● Task description:
From the listing below, return each line that includes "tomorrow".

● Extracted data:
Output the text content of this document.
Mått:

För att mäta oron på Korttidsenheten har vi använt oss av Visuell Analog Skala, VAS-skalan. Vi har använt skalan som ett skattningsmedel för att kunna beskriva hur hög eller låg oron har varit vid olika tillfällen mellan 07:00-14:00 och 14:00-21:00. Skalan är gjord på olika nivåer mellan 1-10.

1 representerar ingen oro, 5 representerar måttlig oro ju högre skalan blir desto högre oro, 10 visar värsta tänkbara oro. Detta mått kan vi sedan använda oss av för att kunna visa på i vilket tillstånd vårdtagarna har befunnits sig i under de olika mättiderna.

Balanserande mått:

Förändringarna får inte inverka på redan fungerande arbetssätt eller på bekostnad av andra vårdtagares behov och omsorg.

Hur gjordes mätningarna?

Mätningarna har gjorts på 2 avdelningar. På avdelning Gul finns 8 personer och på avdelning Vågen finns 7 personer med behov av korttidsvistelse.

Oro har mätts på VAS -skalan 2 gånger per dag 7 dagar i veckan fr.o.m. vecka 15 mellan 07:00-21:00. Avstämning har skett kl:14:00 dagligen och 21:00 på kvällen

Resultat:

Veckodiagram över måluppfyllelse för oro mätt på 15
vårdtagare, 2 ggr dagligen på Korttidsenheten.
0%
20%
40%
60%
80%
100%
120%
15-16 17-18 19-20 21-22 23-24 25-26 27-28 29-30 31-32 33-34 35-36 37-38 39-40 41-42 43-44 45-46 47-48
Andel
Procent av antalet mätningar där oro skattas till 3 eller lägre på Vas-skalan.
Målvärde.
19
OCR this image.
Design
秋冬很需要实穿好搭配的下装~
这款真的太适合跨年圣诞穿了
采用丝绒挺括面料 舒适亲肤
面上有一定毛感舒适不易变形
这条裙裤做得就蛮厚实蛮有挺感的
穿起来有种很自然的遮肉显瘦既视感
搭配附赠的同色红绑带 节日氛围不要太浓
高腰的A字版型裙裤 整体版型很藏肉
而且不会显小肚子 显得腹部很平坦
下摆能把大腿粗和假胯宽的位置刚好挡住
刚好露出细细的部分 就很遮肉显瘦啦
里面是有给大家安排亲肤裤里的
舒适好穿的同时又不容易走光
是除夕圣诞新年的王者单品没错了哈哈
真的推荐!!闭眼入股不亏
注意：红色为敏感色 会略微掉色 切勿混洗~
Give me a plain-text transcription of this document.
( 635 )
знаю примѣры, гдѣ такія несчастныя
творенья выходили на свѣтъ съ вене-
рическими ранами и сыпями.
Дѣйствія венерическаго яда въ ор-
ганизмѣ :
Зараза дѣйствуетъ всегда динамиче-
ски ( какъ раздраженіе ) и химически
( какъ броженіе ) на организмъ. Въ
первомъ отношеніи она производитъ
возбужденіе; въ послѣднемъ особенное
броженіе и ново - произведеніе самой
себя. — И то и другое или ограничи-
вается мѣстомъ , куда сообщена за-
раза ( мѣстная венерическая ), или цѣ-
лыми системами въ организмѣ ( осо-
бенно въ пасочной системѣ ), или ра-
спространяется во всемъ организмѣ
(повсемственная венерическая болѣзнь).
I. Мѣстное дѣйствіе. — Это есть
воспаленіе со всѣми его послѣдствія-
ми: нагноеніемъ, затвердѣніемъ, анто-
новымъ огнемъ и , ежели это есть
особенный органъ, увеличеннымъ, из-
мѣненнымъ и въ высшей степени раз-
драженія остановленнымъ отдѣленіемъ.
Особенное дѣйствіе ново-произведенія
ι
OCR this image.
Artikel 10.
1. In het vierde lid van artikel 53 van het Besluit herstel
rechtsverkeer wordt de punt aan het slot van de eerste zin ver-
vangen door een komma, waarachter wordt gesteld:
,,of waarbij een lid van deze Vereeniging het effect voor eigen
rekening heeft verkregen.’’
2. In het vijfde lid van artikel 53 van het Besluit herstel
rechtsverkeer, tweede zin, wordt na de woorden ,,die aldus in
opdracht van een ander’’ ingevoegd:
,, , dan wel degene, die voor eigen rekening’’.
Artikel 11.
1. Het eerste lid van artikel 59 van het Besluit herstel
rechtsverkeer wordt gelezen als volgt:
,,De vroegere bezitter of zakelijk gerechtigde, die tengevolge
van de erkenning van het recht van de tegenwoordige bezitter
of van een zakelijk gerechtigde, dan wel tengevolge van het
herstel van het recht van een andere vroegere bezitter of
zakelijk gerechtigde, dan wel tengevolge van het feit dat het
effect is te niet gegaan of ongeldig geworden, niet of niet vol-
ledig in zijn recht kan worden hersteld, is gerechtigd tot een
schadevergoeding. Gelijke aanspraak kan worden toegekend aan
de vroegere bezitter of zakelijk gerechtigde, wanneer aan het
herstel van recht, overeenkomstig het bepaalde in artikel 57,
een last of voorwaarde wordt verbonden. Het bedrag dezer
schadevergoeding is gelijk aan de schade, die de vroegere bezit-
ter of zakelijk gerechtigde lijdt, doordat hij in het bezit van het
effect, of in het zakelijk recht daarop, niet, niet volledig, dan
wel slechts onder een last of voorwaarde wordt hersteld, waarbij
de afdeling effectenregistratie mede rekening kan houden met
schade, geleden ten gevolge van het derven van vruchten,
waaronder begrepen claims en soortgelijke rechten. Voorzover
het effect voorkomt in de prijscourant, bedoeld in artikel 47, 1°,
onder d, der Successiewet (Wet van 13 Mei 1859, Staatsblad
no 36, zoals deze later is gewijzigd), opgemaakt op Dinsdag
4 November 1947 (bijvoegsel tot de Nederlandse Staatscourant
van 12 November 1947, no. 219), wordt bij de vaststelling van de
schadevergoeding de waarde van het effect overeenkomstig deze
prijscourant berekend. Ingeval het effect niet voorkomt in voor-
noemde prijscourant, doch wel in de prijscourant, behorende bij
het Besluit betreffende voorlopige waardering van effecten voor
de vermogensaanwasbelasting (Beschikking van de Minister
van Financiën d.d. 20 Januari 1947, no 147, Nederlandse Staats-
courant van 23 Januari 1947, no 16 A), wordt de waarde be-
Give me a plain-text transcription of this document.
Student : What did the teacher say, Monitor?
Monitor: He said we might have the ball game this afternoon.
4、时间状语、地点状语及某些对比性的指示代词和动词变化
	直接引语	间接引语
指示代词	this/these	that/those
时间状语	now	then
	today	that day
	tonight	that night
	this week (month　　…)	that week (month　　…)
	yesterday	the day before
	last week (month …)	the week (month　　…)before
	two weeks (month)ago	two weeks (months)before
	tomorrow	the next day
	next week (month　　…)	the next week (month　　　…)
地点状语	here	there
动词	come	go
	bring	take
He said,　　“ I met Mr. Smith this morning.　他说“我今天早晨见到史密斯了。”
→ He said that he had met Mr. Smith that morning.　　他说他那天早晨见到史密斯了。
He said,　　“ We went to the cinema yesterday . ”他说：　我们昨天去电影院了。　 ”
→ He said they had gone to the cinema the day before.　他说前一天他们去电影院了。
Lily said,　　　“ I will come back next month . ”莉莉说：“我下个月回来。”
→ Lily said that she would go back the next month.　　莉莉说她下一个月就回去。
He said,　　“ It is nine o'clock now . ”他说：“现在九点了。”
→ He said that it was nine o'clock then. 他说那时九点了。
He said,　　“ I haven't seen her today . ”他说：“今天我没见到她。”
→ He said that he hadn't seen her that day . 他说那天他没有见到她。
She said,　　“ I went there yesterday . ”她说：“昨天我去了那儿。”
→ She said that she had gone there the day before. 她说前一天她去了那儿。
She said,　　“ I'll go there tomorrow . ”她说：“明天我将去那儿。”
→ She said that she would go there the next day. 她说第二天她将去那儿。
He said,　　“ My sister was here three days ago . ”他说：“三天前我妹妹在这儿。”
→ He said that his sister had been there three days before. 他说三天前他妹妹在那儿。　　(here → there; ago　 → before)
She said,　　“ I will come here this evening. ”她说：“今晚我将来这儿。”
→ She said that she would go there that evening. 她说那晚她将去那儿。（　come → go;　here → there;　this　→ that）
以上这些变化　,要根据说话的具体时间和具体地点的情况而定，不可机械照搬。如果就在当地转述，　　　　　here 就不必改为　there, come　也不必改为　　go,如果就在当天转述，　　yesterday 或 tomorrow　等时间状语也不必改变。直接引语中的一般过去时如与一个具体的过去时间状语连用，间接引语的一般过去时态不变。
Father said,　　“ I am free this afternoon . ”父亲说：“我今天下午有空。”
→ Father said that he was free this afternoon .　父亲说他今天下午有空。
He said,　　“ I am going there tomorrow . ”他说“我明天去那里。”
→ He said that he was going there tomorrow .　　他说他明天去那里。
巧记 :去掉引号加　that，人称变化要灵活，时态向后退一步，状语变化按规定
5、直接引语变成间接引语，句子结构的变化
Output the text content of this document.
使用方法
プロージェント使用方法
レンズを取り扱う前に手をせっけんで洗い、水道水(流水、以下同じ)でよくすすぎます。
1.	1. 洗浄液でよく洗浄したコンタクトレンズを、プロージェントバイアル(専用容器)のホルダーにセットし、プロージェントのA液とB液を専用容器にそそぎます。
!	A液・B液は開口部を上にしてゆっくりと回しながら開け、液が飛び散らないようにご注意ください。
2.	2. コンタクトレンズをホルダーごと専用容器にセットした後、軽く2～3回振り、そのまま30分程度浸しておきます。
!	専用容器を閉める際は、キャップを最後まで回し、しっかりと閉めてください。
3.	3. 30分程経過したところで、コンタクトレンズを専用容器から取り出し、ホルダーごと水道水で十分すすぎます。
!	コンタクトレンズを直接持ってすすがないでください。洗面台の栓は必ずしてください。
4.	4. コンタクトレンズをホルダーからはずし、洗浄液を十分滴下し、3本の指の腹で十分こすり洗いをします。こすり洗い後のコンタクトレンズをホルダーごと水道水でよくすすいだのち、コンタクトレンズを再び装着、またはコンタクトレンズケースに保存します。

● Full response:
	tomorrow	the next day
She said,　　“ I'll go there tomorrow . ”她说：“明天我将去那儿。”
以上这些变化　,要根据说话的具体时间和具体地点的情况而定，不可机械照搬。如果就在当地转述，　　　　　here 就不必改为　there, come　也不必改为　　go,如果就在当天转述，　　yesterday 或 tomorrow　等时间状语也不必改变。直接引语中的一般过去时如与一个具体的过去时间状语连用，间接引语的一般过去时态不变。
He said,　　“ I am going there tomorrow . ”他说“我明天去那里。”
→ He said that he was going there tomorrow .　　他说他明天去那里。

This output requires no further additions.